** What the task requires **
Every record that follows should be printed verbatim.

** Data provided **
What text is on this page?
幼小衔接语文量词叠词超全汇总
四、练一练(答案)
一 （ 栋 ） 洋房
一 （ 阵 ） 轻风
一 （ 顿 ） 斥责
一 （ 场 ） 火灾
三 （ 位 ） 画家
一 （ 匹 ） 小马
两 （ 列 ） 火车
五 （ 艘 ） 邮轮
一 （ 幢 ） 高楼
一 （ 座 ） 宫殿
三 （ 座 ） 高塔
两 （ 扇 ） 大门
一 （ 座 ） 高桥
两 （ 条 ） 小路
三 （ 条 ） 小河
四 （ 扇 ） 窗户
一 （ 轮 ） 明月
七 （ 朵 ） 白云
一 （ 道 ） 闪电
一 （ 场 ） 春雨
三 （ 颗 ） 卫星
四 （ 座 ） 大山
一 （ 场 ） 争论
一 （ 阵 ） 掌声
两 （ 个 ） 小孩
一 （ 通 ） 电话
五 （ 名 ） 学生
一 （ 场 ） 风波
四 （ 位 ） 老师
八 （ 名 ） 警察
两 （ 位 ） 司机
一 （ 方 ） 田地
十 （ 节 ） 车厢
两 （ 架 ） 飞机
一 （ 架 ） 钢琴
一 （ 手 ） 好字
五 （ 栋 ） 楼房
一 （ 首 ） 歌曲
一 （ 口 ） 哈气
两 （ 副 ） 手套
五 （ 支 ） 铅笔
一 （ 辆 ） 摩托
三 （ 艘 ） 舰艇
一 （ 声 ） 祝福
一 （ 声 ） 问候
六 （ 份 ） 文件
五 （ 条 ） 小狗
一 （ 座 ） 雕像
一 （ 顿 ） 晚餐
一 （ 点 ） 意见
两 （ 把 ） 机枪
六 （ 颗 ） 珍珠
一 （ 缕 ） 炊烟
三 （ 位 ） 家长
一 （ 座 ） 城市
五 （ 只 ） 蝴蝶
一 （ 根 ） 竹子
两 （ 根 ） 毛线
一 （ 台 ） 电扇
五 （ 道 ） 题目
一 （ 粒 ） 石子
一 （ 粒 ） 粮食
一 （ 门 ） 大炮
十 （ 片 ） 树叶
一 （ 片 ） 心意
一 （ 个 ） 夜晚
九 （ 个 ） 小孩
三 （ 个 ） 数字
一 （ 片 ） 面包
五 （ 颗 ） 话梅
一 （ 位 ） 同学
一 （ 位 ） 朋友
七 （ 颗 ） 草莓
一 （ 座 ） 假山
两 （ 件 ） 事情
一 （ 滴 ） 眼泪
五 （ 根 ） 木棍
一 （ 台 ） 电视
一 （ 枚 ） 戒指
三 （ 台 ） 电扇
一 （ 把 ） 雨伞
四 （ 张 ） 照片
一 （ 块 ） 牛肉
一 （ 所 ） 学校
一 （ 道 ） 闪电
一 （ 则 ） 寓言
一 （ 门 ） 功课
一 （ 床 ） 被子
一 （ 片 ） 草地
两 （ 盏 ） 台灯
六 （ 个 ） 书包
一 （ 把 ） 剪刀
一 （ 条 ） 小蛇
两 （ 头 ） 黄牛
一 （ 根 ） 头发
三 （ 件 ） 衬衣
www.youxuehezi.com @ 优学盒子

** Solution to this exercise **
What text is on this page?
幼小衔接语文量词叠词超全汇总
四、练一练(答案)
一 （ 栋 ） 洋房
一 （ 阵 ） 轻风
一 （ 顿 ） 斥责
一 （ 场 ） 火灾
三 （ 位 ） 画家
一 （ 匹 ） 小马
两 （ 列 ） 火车
五 （ 艘 ） 邮轮
一 （ 幢 ） 高楼
一 （ 座 ） 宫殿
三 （ 座 ） 高塔
两 （ 扇 ） 大门
一 （ 座 ） 高桥
两 （ 条 ） 小路
三 （ 条 ） 小河
四 （ 扇 ） 窗户
一 （ 轮 ） 明月
七 （ 朵 ） 白云
一 （ 道 ） 闪电
一 （ 场 ） 春雨
三 （ 颗 ） 卫星
四 （ 座 ） 大山
一 （ 场 ） 争论
一 （ 阵 ） 掌声
两 （ 个 ） 小孩
一 （ 通 ） 电话
五 （ 名 ） 学生
一 （ 场 ） 风波
四 （ 位 ） 老师
八 （ 名 ） 警察
两 （ 位 ） 司机
一 （ 方 ） 田地
十 （ 节 ） 车厢
两 （ 架 ） 飞机
一 （ 架 ） 钢琴
一 （ 手 ） 好字
五 （ 栋 ） 楼房
一 （ 首 ） 歌曲
一 （ 口 ） 哈气
两 （ 副 ） 手套
五 （ 支 ） 铅笔
一 （ 辆 ） 摩托
三 （ 艘 ） 舰艇
一 （ 声 ） 祝福
一 （ 声 ） 问候
六 （ 份 ） 文件
五 （ 条 ） 小狗
一 （ 座 ） 雕像
一 （ 顿 ） 晚餐
一 （ 点 ） 意见
两 （ 把 ） 机枪
六 （ 颗 ） 珍珠
一 （ 缕 ） 炊烟
三 （ 位 ） 家长
一 （ 座 ） 城市
五 （ 只 ） 蝴蝶
一 （ 根 ） 竹子
两 （ 根 ） 毛线
一 （ 台 ） 电扇
五 （ 道 ） 题目
一 （ 粒 ） 石子
一 （ 粒 ） 粮食
一 （ 门 ） 大炮
十 （ 片 ） 树叶
一 （ 片 ） 心意
一 （ 个 ） 夜晚
九 （ 个 ） 小孩
三 （ 个 ） 数字
一 （ 片 ） 面包
五 （ 颗 ） 话梅
一 （ 位 ） 同学
一 （ 位 ） 朋友
七 （ 颗 ） 草莓
一 （ 座 ） 假山
两 （ 件 ） 事情
一 （ 滴 ） 眼泪
五 （ 根 ） 木棍
一 （ 台 ） 电视
一 （ 枚 ） 戒指
三 （ 台 ） 电扇
一 （ 把 ） 雨伞
四 （ 张 ） 照片
一 （ 块 ） 牛肉
一 （ 所 ） 学校
一 （ 道 ） 闪电
一 （ 则 ） 寓言
一 （ 门 ） 功课
一 （ 床 ） 被子
一 （ 片 ） 草地
两 （ 盏 ） 台灯
六 （ 个 ） 书包
一 （ 把 ） 剪刀
一 （ 条 ） 小蛇
两 （ 头 ） 黄牛
一 （ 根 ） 头发
三 （ 件 ） 衬衣
www.youxuehezi.com @ 优学盒子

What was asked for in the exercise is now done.